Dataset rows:
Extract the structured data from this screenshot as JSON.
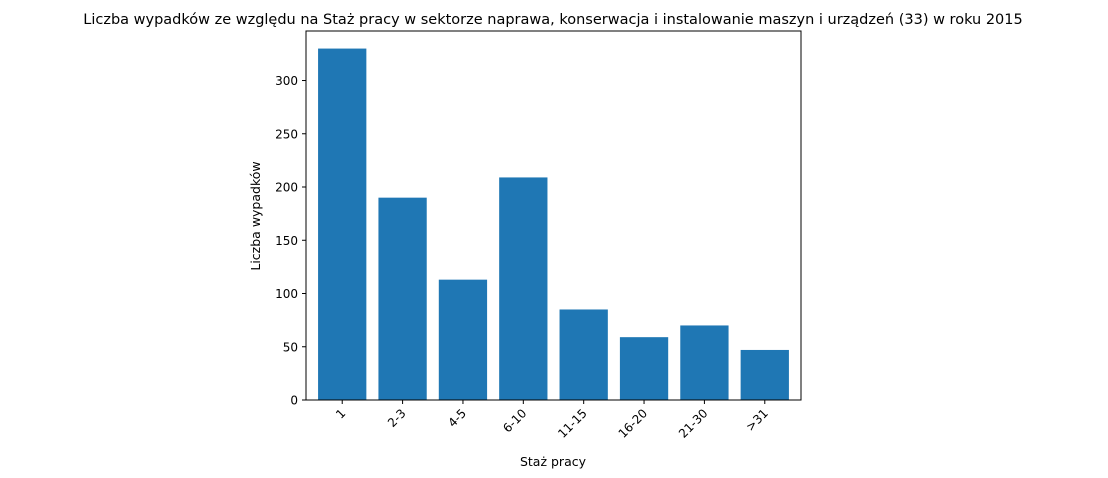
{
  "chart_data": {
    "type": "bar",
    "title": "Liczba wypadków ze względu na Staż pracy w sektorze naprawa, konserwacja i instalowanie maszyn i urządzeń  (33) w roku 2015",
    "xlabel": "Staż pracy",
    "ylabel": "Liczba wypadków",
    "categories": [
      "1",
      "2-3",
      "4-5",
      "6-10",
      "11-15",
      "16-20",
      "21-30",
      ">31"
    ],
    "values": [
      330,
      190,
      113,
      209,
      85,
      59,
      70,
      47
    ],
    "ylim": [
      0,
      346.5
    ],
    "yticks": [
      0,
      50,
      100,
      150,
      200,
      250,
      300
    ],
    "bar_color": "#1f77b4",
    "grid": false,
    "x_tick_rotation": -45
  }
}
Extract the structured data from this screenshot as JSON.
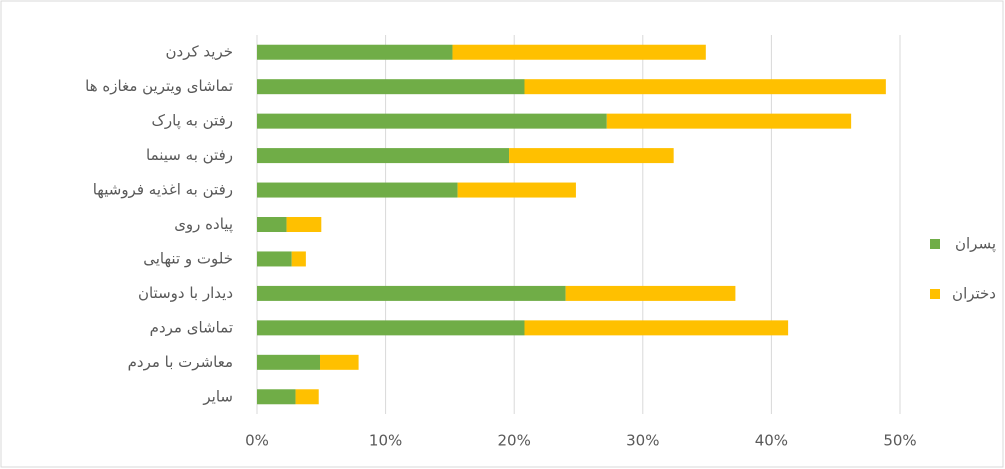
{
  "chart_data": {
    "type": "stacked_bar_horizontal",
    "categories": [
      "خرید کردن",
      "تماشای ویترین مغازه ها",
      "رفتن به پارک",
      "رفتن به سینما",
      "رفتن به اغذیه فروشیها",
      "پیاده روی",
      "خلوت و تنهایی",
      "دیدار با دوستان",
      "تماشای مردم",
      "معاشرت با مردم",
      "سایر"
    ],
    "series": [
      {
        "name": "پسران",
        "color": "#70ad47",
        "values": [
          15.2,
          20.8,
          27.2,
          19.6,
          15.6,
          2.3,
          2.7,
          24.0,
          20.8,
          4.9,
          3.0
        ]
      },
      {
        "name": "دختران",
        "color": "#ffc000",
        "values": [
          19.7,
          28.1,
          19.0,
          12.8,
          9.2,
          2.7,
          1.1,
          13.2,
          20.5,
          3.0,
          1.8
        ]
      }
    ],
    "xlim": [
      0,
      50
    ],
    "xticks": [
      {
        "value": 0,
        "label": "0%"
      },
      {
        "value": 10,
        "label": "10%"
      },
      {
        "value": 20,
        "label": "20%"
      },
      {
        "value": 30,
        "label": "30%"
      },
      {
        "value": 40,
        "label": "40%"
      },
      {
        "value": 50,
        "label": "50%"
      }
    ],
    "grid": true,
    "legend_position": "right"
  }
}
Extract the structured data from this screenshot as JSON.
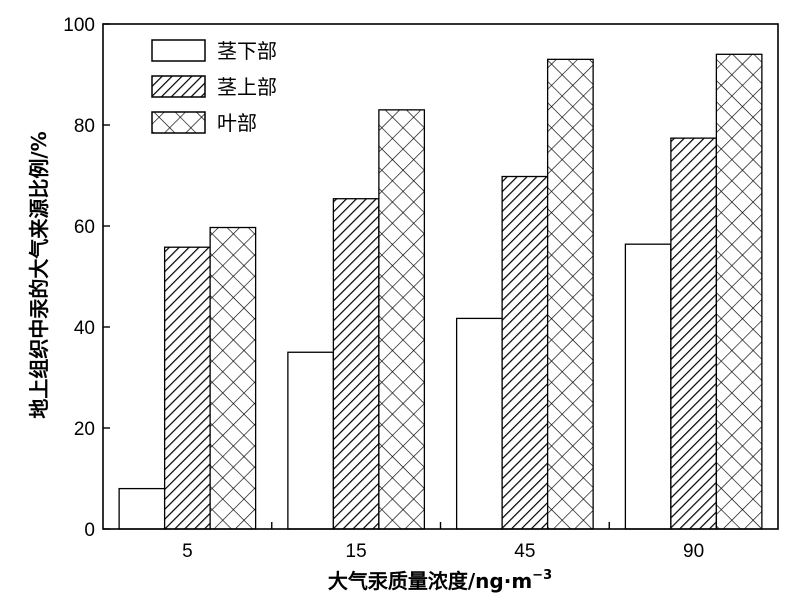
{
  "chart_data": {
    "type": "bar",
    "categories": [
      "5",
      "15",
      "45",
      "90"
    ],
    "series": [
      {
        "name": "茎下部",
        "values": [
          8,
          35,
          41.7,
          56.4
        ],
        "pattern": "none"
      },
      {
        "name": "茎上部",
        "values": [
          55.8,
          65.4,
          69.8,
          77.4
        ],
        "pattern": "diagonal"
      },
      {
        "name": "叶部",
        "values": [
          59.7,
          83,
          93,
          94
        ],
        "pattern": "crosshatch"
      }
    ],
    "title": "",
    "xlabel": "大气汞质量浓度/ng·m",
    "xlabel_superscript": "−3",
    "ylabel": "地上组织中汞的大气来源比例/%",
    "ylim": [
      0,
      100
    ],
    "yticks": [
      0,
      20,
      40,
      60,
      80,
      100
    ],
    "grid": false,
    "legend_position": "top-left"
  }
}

• **INSTRUCTIONS TO FOLLOW**:
Return the listing above in full and without alteration, excluding its pictures.

• **CORRECT RESULT**:
Extract the structured data from this screenshot as JSON.
{
  "chart_data": {
    "type": "bar",
    "title": "Liczba wypadków ze względu na Staż pracy w sektorze naprawa, konserwacja i instalowanie maszyn i urządzeń  (33) w roku 2015",
    "xlabel": "Staż pracy",
    "ylabel": "Liczba wypadków",
    "categories": [
      "1",
      "2-3",
      "4-5",
      "6-10",
      "11-15",
      "16-20",
      "21-30",
      ">31"
    ],
    "values": [
      330,
      190,
      113,
      209,
      85,
      59,
      70,
      47
    ],
    "ylim": [
      0,
      346.5
    ],
    "yticks": [
      0,
      50,
      100,
      150,
      200,
      250,
      300
    ],
    "bar_color": "#1f77b4",
    "grid": false,
    "x_tick_rotation": -45
  }
}
Extract the structured data from this screenshot as JSON.
{
  "chart_data": {
    "type": "stacked_bar_horizontal",
    "categories": [
      "خرید کردن",
      "تماشای ویترین مغازه ها",
      "رفتن به پارک",
      "رفتن به سینما",
      "رفتن به اغذیه فروشیها",
      "پیاده روی",
      "خلوت و تنهایی",
      "دیدار با دوستان",
      "تماشای مردم",
      "معاشرت با مردم",
      "سایر"
    ],
    "series": [
      {
        "name": "پسران",
        "color": "#70ad47",
        "values": [
          15.2,
          20.8,
          27.2,
          19.6,
          15.6,
          2.3,
          2.7,
          24.0,
          20.8,
          4.9,
          3.0
        ]
      },
      {
        "name": "دختران",
        "color": "#ffc000",
        "values": [
          19.7,
          28.1,
          19.0,
          12.8,
          9.2,
          2.7,
          1.1,
          13.2,
          20.5,
          3.0,
          1.8
        ]
      }
    ],
    "xlim": [
      0,
      50
    ],
    "xticks": [
      {
        "value": 0,
        "label": "0%"
      },
      {
        "value": 10,
        "label": "10%"
      },
      {
        "value": 20,
        "label": "20%"
      },
      {
        "value": 30,
        "label": "30%"
      },
      {
        "value": 40,
        "label": "40%"
      },
      {
        "value": 50,
        "label": "50%"
      }
    ],
    "grid": true,
    "legend_position": "right"
  }
}
Extract the structured data from this screenshot as JSON.
{
  "chart_data": {
    "type": "bar",
    "categories": [
      "5",
      "15",
      "45",
      "90"
    ],
    "series": [
      {
        "name": "茎下部",
        "values": [
          8,
          35,
          41.7,
          56.4
        ],
        "pattern": "none"
      },
      {
        "name": "茎上部",
        "values": [
          55.8,
          65.4,
          69.8,
          77.4
        ],
        "pattern": "diagonal"
      },
      {
        "name": "叶部",
        "values": [
          59.7,
          83,
          93,
          94
        ],
        "pattern": "crosshatch"
      }
    ],
    "title": "",
    "xlabel": "大气汞质量浓度/ng·m",
    "xlabel_superscript": "−3",
    "ylabel": "地上组织中汞的大气来源比例/%",
    "ylim": [
      0,
      100
    ],
    "yticks": [
      0,
      20,
      40,
      60,
      80,
      100
    ],
    "grid": false,
    "legend_position": "top-left"
  }
}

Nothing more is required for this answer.